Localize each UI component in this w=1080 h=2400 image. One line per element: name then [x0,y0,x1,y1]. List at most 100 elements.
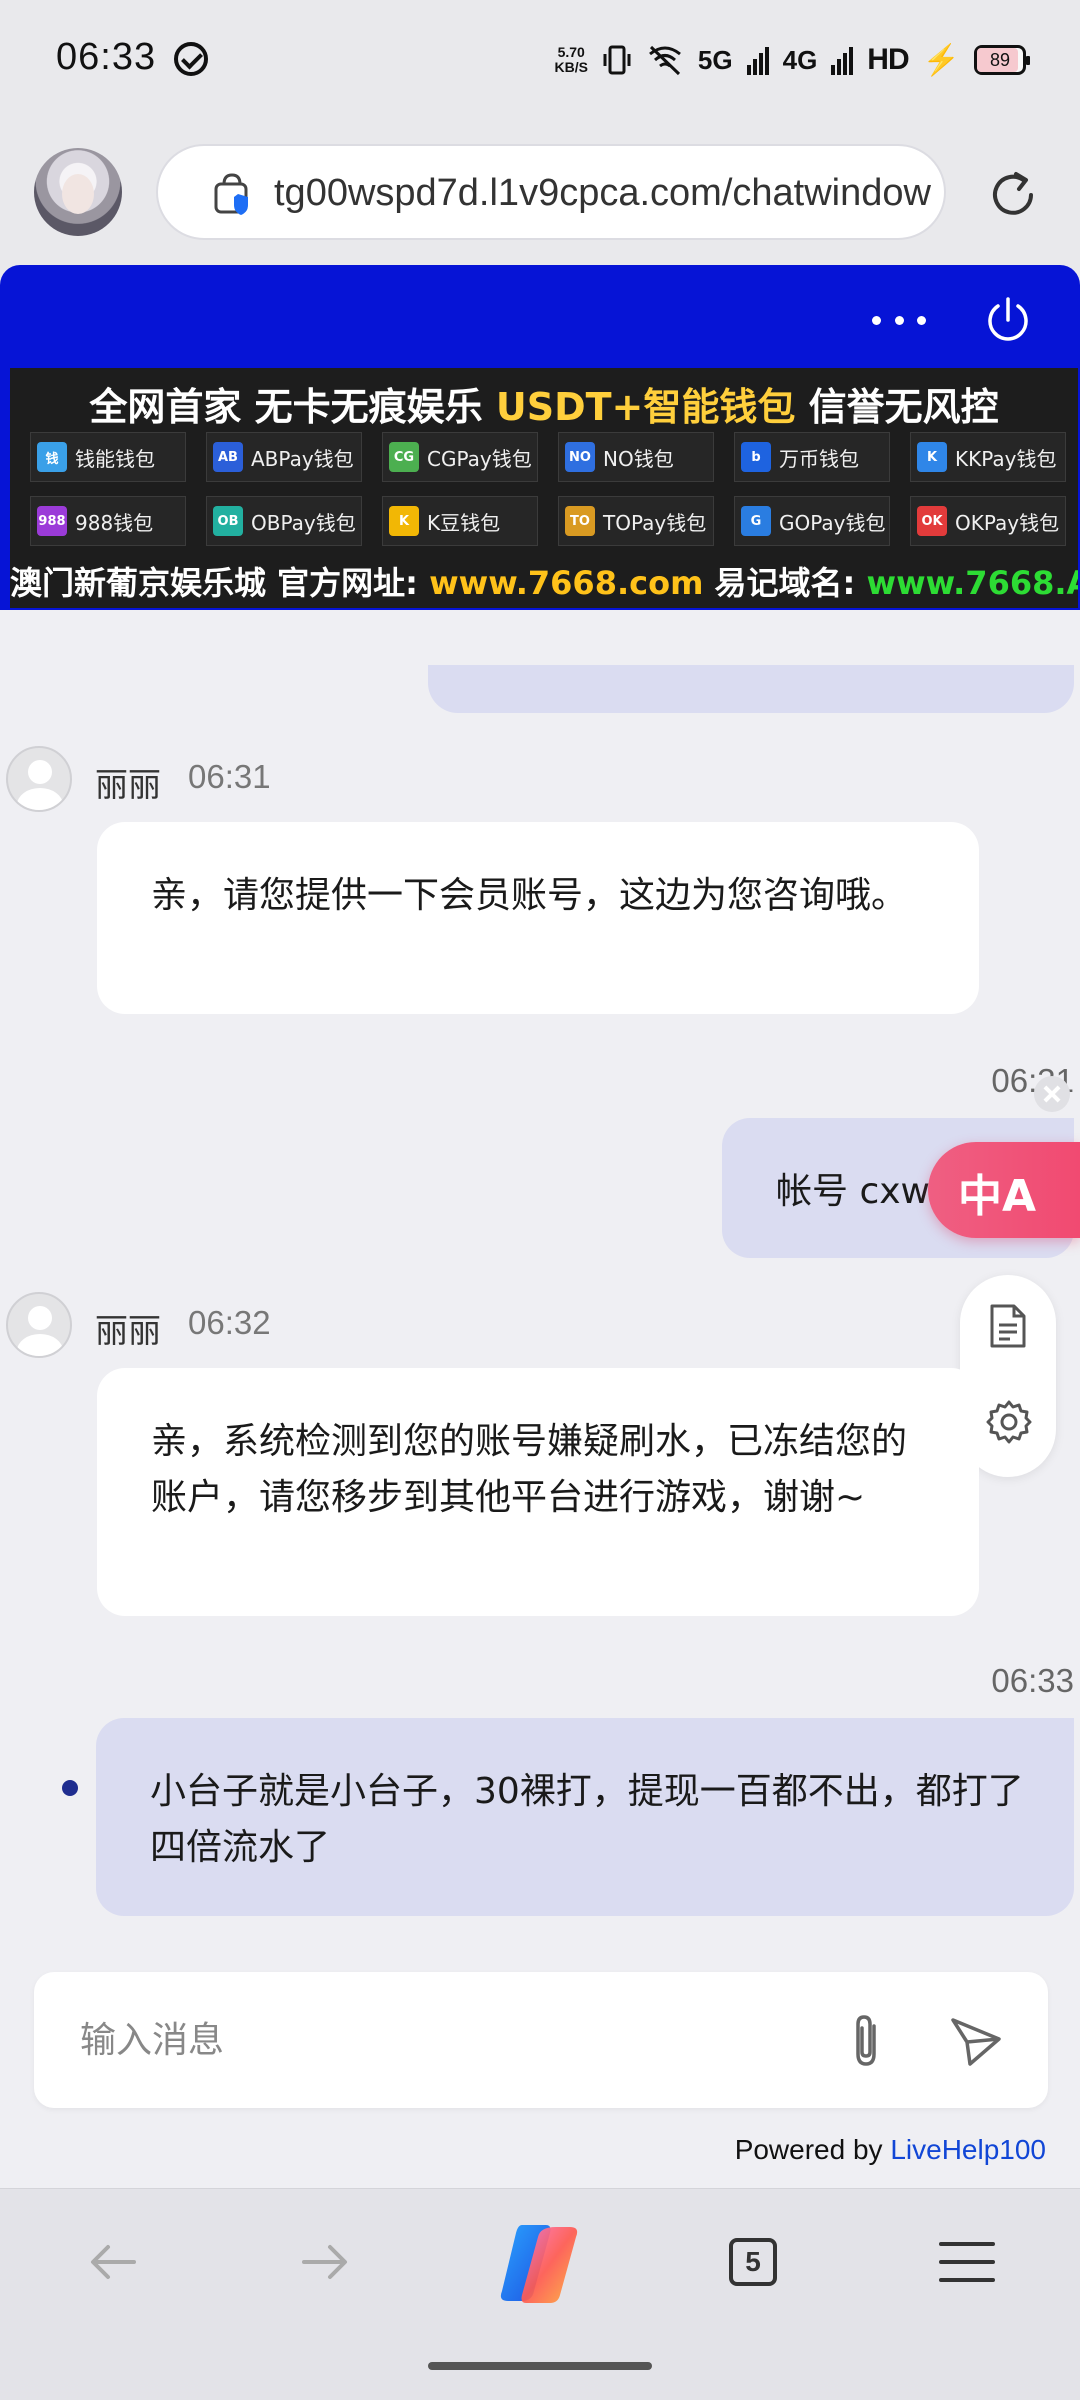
wallet-logo-icon: K [917,442,947,472]
wallet-logo-icon: OB [213,506,243,536]
wallet-item[interactable]: AB ABPay钱包 [206,432,362,482]
message-input[interactable] [80,2008,780,2072]
wallet-item[interactable]: b 万币钱包 [734,432,890,482]
message-time: 06:33 [991,1662,1074,1699]
network-speed-value: 5.70 [557,44,585,60]
power-icon[interactable] [982,294,1034,346]
more-options-icon[interactable] [872,312,926,328]
message-time: 06:31 [188,758,271,795]
translate-button[interactable]: 中A [928,1142,1080,1238]
wallet-item[interactable]: TO TOPay钱包 [558,496,714,546]
banner-domain: www.7668.AM [866,564,1079,602]
banner-title-highlight: USDT+智能钱包 [495,385,796,429]
banner-title-text: 全网首家 无卡无痕娱乐 [89,385,496,429]
wallet-name: TOPay钱包 [603,510,707,535]
wallet-name: 钱能钱包 [75,446,155,471]
wallet-name: K豆钱包 [427,510,501,535]
wallet-item[interactable]: OK OKPay钱包 [910,496,1066,546]
copilot-button[interactable] [494,2219,584,2309]
hd-voice-badge: HD [867,43,909,76]
check-circle-icon [174,42,208,76]
wallet-item[interactable]: 钱钱能钱包 [30,432,186,482]
agent-message-bubble: 亲，请您提供一下会员账号，这边为您咨询哦。 [97,822,979,1014]
banner-footer: 澳门新葡京娱乐城 官方网址: www.7668.com 易记域名: www.76… [10,558,1078,604]
wallet-name: NO钱包 [603,446,674,471]
wallet-logo-icon: OK [917,506,947,536]
wallet-item[interactable]: K K豆钱包 [382,496,538,546]
wallet-name: ABPay钱包 [251,446,354,471]
charging-icon: ⚡ [922,43,960,77]
banner-footer-text: 澳门新葡京娱乐城 官方网址: [10,564,430,602]
wallet-item[interactable]: NO NO钱包 [558,432,714,482]
wallet-item[interactable]: K KKPay钱包 [910,432,1066,482]
powered-by-link[interactable]: LiveHelp100 [890,2134,1046,2165]
network-speed-unit: KB/S [554,59,588,75]
banner-site-url: www.7668.com [429,564,704,602]
wallet-name: KKPay钱包 [955,446,1057,471]
wallet-name: GOPay钱包 [779,510,886,535]
message-text: 亲，系统检测到您的账号嫌疑刷水，已冻结您的账户，请您移步到其他平台进行游戏，谢谢… [151,1421,908,1518]
status-icons: 5.70 KB/S 5G 4G HD ⚡ 89 [554,38,1030,82]
forward-button[interactable] [290,2227,360,2297]
wallet-item[interactable]: G GOPay钱包 [734,496,890,546]
back-button[interactable] [78,2227,148,2297]
reload-icon[interactable] [986,168,1040,222]
wallet-name: OKPay钱包 [955,510,1060,535]
banner-title: 全网首家 无卡无痕娱乐 USDT+智能钱包 信誉无风控 [10,376,1078,431]
copilot-icon [500,2225,578,2303]
wallet-logo-icon: G [741,506,771,536]
profile-avatar[interactable] [34,148,122,236]
agent-name: 丽丽 [95,1311,161,1350]
user-message-bubble: 小台子就是小台子，30裸打，提现一百都不出，都打了四倍流水了 [96,1718,1074,1916]
address-bar[interactable]: tg00wspd7d.l1v9cpca.com/chatwindow [156,144,946,240]
battery-level: 89 [989,50,1011,70]
wallet-logo-icon: 988 [37,506,67,536]
wallet-name: 988钱包 [75,510,154,535]
translate-icon: 中A [958,1171,1037,1222]
signal-4g: 4G [782,44,818,75]
tabs-button[interactable]: 5 [718,2227,788,2297]
browser-bottom-nav: 5 [0,2188,1080,2334]
wallet-logo-icon: NO [565,442,595,472]
network-speed: 5.70 KB/S [554,45,587,75]
url-text[interactable]: tg00wspd7d.l1v9cpca.com/chatwindow [274,172,934,215]
send-icon[interactable] [948,2012,1004,2068]
document-icon[interactable] [988,1303,1028,1349]
banner-footer-text-2: 易记域名: [703,564,867,602]
powered-by: Powered by LiveHelp100 [735,2134,1046,2166]
tabs-count: 5 [729,2238,777,2286]
wallet-item[interactable]: OB OBPay钱包 [206,496,362,546]
wallet-grid: 钱钱能钱包 AB ABPay钱包 CG CGPay钱包 NO NO钱包 b 万币钱包 K KKPay… [30,432,1066,546]
menu-button[interactable] [932,2227,1002,2297]
wallet-name: 万币钱包 [779,446,859,471]
close-translate-icon[interactable] [1034,1076,1070,1112]
wallet-name: CGPay钱包 [427,446,532,471]
signal-bars-icon [831,47,854,75]
message-text: 帐号 cxw [776,1171,930,1212]
status-bar: 06:33 5.70 KB/S 5G 4G HD ⚡ 89 [0,0,1080,122]
powered-by-text: Powered by [734,2134,891,2165]
wallet-logo-icon: b [741,442,771,472]
battery-indicator: 89 [974,45,1030,75]
status-time: 06:33 [56,36,157,78]
signal-bars-icon [746,47,769,75]
message-text: 小台子就是小台子，30裸打，提现一百都不出，都打了四倍流水了 [150,1771,1024,1868]
vibrate-icon [603,45,631,75]
signal-5g: 5G [697,44,733,75]
hamburger-menu-icon [939,2242,995,2282]
message-text: 亲，请您提供一下会员账号，这边为您咨询哦。 [151,875,908,916]
wallet-logo-icon: AB [213,442,243,472]
arrow-right-icon [302,2245,347,2279]
unread-dot [62,1780,78,1796]
wallet-item[interactable]: 988 988钱包 [30,496,186,546]
agent-name: 丽丽 [95,765,161,804]
promo-banner[interactable]: 全网首家 无卡无痕娱乐 USDT+智能钱包 信誉无风控 钱钱能钱包 AB ABPay… [10,368,1078,608]
wallet-item[interactable]: CG CGPay钱包 [382,432,538,482]
settings-gear-icon[interactable] [986,1399,1032,1445]
agent-avatar [6,1292,72,1358]
home-indicator[interactable] [428,2362,652,2370]
paperclip-icon[interactable] [844,2012,894,2072]
previous-message-bubble [428,665,1074,713]
message-input-container [34,1972,1048,2108]
secure-bag-icon [214,173,248,215]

**Required task**
Reproduce every line of the entries above word for word, leaving out the pictures.

**Result of this task**
Localize each UI component in this w=1080 h=2400 image. One line per element: name then [x0,y0,x1,y1]. List at most 100 elements.
wallet-logo-icon: K [917,442,947,472]
wallet-logo-icon: OB [213,506,243,536]
wallet-item[interactable]: AB ABPay钱包 [206,432,362,482]
message-input[interactable] [80,2008,780,2072]
wallet-item[interactable]: b 万币钱包 [734,432,890,482]
message-time: 06:33 [991,1662,1074,1699]
network-speed-value: 5.70 [557,44,585,60]
power-icon[interactable] [982,294,1034,346]
more-options-icon[interactable] [872,312,926,328]
message-time: 06:31 [188,758,271,795]
translate-button[interactable]: 中A [928,1142,1080,1238]
wallet-item[interactable]: TO TOPay钱包 [558,496,714,546]
banner-domain: www.7668.AM [866,564,1079,602]
banner-title-highlight: USDT+智能钱包 [495,385,796,429]
banner-title-text: 全网首家 无卡无痕娱乐 [89,385,496,429]
wallet-name: TOPay钱包 [603,510,707,535]
wallet-name: 钱能钱包 [75,446,155,471]
wallet-name: K豆钱包 [427,510,501,535]
wallet-item[interactable]: OK OKPay钱包 [910,496,1066,546]
copilot-button[interactable] [494,2219,584,2309]
hd-voice-badge: HD [867,43,909,76]
check-circle-icon [174,42,208,76]
wallet-item[interactable]: 钱钱能钱包 [30,432,186,482]
agent-message-bubble: 亲，请您提供一下会员账号，这边为您咨询哦。 [97,822,979,1014]
banner-footer: 澳门新葡京娱乐城 官方网址: www.7668.com 易记域名: www.76… [10,558,1078,604]
wallet-name: NO钱包 [603,446,674,471]
wallet-logo-icon: OK [917,506,947,536]
wallet-item[interactable]: K K豆钱包 [382,496,538,546]
wallet-name: ABPay钱包 [251,446,354,471]
charging-icon: ⚡ [922,43,960,77]
banner-footer-text: 澳门新葡京娱乐城 官方网址: [10,564,430,602]
wallet-item[interactable]: NO NO钱包 [558,432,714,482]
wallet-item[interactable]: K KKPay钱包 [910,432,1066,482]
powered-by-link[interactable]: LiveHelp100 [890,2134,1046,2165]
network-speed-unit: KB/S [554,59,588,75]
banner-site-url: www.7668.com [429,564,704,602]
wallet-name: KKPay钱包 [955,446,1057,471]
wallet-name: GOPay钱包 [779,510,886,535]
message-text: 亲，系统检测到您的账号嫌疑刷水，已冻结您的账户，请您移步到其他平台进行游戏，谢谢… [151,1421,908,1518]
status-icons: 5.70 KB/S 5G 4G HD ⚡ 89 [554,38,1030,82]
forward-button[interactable] [290,2227,360,2297]
wallet-item[interactable]: G GOPay钱包 [734,496,890,546]
back-button[interactable] [78,2227,148,2297]
reload-icon[interactable] [986,168,1040,222]
wallet-name: OKPay钱包 [955,510,1060,535]
banner-title: 全网首家 无卡无痕娱乐 USDT+智能钱包 信誉无风控 [10,376,1078,431]
copilot-icon [500,2225,578,2303]
wallet-logo-icon: G [741,506,771,536]
profile-avatar[interactable] [34,148,122,236]
agent-name: 丽丽 [95,1311,161,1350]
user-message-bubble: 小台子就是小台子，30裸打，提现一百都不出，都打了四倍流水了 [96,1718,1074,1916]
address-bar[interactable]: tg00wspd7d.l1v9cpca.com/chatwindow [156,144,946,240]
battery-level: 89 [989,50,1011,70]
wallet-logo-icon: 988 [37,506,67,536]
wallet-name: 988钱包 [75,510,154,535]
translate-icon: 中A [958,1171,1037,1222]
signal-4g: 4G [782,44,818,75]
tabs-button[interactable]: 5 [718,2227,788,2297]
browser-bottom-nav: 5 [0,2188,1080,2334]
wallet-logo-icon: NO [565,442,595,472]
network-speed: 5.70 KB/S [554,45,587,75]
url-text[interactable]: tg00wspd7d.l1v9cpca.com/chatwindow [274,172,934,215]
send-icon[interactable] [948,2012,1004,2068]
document-icon[interactable] [988,1303,1028,1349]
banner-footer-text-2: 易记域名: [703,564,867,602]
powered-by: Powered by LiveHelp100 [735,2134,1046,2166]
tabs-count: 5 [729,2238,777,2286]
wallet-item[interactable]: OB OBPay钱包 [206,496,362,546]
wallet-grid: 钱钱能钱包 AB ABPay钱包 CG CGPay钱包 NO NO钱包 b 万币钱包 K KKPay… [30,432,1066,546]
menu-button[interactable] [932,2227,1002,2297]
wallet-name: 万币钱包 [779,446,859,471]
close-translate-icon[interactable] [1034,1076,1070,1112]
wallet-name: CGPay钱包 [427,446,532,471]
signal-bars-icon [831,47,854,75]
message-text: 帐号 cxw [776,1171,930,1212]
status-bar: 06:33 5.70 KB/S 5G 4G HD ⚡ 89 [0,0,1080,122]
powered-by-text: Powered by [734,2134,891,2165]
wallet-logo-icon: b [741,442,771,472]
battery-indicator: 89 [974,45,1030,75]
status-time: 06:33 [56,36,157,78]
signal-bars-icon [746,47,769,75]
message-text: 小台子就是小台子，30裸打，提现一百都不出，都打了四倍流水了 [150,1771,1024,1868]
vibrate-icon [603,45,631,75]
signal-5g: 5G [697,44,733,75]
hamburger-menu-icon [939,2242,995,2282]
message-text: 亲，请您提供一下会员账号，这边为您咨询哦。 [151,875,908,916]
wallet-logo-icon: AB [213,442,243,472]
arrow-right-icon [302,2245,347,2279]
unread-dot [62,1780,78,1796]
wallet-item[interactable]: 988 988钱包 [30,496,186,546]
agent-name: 丽丽 [95,765,161,804]
promo-banner[interactable]: 全网首家 无卡无痕娱乐 USDT+智能钱包 信誉无风控 钱钱能钱包 AB ABPay… [10,368,1078,608]
wallet-item[interactable]: CG CGPay钱包 [382,432,538,482]
settings-gear-icon[interactable] [986,1399,1032,1445]
agent-avatar [6,1292,72,1358]
home-indicator[interactable] [428,2362,652,2370]
paperclip-icon[interactable] [844,2012,894,2072]
previous-message-bubble [428,665,1074,713]
message-input-container [34,1972,1048,2108]
secure-bag-icon [214,173,248,215]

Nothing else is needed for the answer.